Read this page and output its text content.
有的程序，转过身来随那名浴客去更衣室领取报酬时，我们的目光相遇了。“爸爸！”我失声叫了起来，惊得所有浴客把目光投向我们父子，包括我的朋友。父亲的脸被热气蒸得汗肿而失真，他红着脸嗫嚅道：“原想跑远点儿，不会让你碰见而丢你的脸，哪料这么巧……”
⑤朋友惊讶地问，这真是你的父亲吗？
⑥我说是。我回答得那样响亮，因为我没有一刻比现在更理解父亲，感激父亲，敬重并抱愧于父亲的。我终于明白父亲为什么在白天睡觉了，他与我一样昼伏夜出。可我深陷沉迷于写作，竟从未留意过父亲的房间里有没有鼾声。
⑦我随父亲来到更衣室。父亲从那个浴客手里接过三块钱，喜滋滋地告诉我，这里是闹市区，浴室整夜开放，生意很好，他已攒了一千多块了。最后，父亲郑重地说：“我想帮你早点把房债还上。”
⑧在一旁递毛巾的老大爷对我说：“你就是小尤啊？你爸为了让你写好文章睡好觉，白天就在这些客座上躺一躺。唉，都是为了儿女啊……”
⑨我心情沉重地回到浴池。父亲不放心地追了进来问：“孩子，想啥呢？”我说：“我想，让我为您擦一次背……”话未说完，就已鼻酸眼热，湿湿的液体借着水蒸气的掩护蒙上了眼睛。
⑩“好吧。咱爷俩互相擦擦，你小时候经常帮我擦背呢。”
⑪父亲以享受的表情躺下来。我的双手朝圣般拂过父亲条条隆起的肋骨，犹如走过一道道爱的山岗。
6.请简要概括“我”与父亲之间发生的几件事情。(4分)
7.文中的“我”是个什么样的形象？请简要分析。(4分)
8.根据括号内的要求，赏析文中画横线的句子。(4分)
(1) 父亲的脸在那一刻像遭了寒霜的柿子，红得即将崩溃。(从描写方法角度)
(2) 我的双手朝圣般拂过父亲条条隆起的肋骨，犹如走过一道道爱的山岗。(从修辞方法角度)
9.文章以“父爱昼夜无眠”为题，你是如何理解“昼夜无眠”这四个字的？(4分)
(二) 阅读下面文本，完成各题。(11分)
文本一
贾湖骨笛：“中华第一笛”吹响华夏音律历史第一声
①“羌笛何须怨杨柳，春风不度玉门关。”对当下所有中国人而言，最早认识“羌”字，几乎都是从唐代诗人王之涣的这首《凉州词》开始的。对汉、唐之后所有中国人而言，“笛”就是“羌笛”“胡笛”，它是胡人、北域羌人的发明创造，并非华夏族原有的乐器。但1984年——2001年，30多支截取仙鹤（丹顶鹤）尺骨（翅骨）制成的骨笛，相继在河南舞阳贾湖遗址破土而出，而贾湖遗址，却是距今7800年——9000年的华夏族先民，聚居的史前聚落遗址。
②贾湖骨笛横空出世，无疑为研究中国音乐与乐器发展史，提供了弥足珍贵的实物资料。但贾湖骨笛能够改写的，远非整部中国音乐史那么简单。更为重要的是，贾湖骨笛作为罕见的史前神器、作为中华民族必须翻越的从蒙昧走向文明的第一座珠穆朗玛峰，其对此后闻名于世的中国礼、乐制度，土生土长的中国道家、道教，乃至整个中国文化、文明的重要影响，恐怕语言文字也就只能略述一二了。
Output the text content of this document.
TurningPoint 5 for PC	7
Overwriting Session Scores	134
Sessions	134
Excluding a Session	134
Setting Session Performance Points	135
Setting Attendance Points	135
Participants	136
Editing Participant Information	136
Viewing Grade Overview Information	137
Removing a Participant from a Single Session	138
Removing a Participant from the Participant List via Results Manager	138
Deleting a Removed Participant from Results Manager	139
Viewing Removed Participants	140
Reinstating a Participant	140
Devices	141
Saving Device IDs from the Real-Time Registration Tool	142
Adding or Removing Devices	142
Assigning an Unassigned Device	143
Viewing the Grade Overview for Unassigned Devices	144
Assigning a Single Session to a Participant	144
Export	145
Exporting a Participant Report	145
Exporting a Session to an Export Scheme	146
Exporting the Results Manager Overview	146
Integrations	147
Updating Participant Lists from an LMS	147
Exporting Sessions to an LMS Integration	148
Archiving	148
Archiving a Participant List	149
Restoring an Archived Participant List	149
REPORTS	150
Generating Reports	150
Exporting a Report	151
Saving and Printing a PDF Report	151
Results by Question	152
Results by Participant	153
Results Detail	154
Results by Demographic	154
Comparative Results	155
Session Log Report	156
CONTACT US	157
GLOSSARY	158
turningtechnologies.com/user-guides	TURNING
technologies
+++++
■ **Short task**: Where a line above includes "Setting", copy that line.

■ **Written reply**:
Setting Session Performance Points	135
Setting Attendance Points	135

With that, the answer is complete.